Copy all lines holding the word "Valid" from the entries.

*DATASET EXTRACT*:

----------

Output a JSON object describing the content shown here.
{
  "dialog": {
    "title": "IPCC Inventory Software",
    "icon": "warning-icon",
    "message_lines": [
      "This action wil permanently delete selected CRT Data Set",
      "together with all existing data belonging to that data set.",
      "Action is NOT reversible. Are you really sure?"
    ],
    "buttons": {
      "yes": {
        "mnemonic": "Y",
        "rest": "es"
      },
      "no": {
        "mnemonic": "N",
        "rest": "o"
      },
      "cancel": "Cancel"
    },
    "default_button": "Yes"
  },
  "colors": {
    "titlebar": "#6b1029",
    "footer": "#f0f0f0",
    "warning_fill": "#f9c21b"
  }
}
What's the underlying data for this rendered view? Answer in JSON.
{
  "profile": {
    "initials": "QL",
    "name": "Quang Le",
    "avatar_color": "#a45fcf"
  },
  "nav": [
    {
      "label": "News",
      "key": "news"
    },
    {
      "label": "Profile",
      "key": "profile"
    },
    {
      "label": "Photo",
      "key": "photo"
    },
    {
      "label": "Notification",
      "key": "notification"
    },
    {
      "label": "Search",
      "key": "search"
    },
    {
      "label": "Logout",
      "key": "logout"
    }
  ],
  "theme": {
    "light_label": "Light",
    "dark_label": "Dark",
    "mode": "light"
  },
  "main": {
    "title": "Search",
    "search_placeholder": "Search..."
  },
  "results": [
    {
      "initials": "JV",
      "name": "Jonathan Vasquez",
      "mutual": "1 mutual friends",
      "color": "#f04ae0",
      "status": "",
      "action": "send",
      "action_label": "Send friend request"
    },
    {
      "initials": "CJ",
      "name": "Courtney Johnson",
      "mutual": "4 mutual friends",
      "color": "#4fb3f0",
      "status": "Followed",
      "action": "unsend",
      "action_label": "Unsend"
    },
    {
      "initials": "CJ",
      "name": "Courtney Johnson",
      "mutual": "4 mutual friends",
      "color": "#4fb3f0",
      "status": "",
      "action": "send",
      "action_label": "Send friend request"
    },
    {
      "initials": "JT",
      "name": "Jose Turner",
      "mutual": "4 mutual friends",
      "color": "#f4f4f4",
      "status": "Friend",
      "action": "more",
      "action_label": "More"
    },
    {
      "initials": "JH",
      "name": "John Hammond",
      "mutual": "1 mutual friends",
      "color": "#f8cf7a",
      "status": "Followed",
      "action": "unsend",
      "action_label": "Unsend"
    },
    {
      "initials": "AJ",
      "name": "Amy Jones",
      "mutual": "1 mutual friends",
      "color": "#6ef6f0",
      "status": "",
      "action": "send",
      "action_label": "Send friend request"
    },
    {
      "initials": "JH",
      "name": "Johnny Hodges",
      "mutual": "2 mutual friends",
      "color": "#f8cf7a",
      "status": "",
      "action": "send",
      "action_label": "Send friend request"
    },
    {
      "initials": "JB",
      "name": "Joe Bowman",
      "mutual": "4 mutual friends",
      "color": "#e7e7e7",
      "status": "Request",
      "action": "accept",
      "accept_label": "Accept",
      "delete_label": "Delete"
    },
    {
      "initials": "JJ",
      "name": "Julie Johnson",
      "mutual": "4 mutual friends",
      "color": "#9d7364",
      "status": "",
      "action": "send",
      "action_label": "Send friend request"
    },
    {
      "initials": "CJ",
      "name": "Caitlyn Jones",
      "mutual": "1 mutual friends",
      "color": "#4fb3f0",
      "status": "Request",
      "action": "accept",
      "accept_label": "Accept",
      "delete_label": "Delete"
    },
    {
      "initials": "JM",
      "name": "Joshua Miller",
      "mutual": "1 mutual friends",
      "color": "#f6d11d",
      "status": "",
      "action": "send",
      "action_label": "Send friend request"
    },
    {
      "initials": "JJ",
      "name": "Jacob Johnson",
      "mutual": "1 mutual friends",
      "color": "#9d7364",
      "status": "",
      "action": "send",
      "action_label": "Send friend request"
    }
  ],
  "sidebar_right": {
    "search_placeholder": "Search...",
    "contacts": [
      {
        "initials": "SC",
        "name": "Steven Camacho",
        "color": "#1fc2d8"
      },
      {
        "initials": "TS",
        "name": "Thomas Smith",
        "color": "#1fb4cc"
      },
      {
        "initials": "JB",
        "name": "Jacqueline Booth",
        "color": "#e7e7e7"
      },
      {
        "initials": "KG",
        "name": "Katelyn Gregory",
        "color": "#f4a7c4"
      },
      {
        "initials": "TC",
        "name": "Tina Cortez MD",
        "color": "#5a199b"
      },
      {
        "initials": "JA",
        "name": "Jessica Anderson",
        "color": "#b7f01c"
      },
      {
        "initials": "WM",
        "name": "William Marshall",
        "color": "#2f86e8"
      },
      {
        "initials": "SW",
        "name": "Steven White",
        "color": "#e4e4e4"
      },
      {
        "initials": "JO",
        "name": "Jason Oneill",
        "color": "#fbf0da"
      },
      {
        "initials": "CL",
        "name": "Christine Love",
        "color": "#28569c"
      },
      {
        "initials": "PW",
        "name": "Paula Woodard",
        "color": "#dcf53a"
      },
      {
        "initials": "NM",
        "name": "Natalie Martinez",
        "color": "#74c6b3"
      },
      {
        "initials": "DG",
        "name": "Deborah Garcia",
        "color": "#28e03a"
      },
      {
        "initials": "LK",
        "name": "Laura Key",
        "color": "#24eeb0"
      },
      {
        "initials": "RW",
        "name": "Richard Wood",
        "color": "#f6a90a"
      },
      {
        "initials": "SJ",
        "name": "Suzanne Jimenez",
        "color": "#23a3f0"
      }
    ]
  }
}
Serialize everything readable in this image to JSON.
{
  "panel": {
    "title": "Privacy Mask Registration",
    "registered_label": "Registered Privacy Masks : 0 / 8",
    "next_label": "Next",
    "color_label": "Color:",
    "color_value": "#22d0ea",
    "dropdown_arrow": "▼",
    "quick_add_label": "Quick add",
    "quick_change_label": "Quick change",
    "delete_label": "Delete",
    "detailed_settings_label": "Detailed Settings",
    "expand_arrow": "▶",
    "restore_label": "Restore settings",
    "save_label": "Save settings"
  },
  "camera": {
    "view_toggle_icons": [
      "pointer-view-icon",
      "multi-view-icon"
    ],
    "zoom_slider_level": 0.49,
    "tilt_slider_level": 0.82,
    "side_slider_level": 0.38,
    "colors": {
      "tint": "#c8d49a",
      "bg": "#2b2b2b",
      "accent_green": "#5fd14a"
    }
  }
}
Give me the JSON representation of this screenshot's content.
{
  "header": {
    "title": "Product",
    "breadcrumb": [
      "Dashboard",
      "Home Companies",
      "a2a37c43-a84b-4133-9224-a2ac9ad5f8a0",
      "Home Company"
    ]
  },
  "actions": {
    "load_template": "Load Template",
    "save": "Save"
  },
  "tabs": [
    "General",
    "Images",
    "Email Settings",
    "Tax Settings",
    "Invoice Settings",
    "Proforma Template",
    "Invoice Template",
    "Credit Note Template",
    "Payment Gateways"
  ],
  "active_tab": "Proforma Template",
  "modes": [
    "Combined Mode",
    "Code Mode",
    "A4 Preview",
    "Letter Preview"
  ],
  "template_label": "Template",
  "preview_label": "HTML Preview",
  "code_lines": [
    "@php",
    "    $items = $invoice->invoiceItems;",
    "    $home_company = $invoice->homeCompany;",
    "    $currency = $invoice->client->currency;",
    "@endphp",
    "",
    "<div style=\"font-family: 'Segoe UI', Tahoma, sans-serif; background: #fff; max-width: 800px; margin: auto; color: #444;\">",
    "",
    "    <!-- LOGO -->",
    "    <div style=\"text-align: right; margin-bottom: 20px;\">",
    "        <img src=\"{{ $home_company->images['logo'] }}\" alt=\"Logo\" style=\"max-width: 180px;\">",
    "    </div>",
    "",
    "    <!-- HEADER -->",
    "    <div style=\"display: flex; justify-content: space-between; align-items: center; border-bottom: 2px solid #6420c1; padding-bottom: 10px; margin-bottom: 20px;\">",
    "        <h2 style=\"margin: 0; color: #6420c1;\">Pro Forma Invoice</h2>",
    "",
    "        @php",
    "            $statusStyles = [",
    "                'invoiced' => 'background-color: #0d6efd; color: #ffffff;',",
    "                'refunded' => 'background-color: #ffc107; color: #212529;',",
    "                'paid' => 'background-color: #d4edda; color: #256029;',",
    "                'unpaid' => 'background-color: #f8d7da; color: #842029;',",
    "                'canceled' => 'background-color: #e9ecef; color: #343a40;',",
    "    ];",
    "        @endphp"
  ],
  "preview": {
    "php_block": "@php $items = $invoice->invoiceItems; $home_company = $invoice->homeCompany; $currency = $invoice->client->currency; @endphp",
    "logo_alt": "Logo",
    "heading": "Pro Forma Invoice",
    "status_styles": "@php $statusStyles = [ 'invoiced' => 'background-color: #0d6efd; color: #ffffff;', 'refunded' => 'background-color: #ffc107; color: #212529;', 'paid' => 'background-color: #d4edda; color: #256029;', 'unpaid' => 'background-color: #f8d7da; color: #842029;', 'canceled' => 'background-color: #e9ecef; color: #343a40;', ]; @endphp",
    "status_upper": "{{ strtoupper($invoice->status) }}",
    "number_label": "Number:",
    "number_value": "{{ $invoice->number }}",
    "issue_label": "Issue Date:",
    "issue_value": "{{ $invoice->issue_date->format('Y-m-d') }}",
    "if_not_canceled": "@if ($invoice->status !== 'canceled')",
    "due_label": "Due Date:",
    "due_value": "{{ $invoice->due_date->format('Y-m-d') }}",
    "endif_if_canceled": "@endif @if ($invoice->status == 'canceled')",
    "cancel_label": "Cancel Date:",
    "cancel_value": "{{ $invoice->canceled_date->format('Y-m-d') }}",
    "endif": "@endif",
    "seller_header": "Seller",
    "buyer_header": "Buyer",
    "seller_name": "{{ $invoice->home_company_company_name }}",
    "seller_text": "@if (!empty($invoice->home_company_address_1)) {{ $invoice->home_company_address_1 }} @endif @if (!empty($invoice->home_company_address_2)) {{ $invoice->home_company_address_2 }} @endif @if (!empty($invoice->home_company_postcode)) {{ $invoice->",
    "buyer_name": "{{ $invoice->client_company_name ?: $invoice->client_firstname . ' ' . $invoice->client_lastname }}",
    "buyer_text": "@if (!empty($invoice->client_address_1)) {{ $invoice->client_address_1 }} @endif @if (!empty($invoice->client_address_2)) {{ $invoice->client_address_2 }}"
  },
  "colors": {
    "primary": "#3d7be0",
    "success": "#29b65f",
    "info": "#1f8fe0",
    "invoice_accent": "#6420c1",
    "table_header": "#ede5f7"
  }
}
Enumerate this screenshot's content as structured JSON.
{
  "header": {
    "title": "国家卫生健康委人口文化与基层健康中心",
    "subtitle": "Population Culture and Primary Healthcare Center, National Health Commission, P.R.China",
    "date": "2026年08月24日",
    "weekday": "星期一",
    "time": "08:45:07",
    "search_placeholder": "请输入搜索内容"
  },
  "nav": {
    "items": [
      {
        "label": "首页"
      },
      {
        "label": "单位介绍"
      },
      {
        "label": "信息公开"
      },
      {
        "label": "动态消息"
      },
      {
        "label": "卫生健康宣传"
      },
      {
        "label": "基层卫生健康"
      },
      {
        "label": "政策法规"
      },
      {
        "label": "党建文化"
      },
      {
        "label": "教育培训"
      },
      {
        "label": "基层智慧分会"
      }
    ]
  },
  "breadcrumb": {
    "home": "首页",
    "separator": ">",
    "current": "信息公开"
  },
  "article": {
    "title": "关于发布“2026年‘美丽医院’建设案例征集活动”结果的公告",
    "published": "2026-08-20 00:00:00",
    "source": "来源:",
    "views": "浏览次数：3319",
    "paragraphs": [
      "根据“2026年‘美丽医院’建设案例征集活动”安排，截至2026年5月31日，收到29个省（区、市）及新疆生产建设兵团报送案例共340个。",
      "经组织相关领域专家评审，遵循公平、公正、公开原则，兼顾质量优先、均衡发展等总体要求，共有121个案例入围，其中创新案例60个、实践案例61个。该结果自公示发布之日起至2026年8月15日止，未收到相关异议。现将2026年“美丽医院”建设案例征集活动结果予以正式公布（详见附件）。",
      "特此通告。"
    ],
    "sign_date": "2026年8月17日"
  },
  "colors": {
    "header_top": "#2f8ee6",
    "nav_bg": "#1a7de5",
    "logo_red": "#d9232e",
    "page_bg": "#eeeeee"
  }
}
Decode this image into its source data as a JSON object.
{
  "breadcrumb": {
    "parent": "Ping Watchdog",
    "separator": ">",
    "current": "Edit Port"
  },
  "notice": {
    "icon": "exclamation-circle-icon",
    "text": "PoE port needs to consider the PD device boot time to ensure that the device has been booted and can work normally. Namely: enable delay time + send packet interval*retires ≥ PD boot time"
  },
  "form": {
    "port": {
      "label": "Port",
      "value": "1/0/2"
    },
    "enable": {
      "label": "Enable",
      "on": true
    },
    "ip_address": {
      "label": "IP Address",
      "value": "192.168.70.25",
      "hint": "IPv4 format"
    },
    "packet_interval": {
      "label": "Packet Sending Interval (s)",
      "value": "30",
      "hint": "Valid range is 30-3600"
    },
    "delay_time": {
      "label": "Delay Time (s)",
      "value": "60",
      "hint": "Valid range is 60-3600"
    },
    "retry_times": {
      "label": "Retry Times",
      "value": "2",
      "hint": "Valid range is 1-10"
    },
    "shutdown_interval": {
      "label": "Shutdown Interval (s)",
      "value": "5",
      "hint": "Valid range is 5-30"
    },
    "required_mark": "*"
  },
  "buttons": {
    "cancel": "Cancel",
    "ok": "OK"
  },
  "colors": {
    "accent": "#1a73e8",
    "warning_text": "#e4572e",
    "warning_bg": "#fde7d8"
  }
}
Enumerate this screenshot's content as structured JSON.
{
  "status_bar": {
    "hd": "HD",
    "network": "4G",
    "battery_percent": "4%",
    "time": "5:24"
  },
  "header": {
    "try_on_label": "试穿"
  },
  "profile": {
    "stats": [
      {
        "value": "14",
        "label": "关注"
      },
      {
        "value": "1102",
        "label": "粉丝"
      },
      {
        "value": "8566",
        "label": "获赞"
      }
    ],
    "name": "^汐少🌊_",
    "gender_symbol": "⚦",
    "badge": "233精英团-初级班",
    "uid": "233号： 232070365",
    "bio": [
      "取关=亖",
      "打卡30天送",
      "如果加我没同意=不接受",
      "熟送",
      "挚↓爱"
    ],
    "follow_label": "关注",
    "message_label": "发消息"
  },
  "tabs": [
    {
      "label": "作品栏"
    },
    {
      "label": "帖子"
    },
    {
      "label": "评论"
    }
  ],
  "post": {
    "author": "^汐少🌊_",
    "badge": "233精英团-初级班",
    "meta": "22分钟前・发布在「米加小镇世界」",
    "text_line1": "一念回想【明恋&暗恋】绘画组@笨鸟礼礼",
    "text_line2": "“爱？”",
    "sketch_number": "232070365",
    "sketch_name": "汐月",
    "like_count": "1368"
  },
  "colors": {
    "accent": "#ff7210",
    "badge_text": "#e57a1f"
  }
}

----------

*ANSWER TO THIS TASK*:
      "hint": "Valid range is 30-3600"
      "hint": "Valid range is 60-3600"
      "hint": "Valid range is 1-10"
      "hint": "Valid range is 5-30"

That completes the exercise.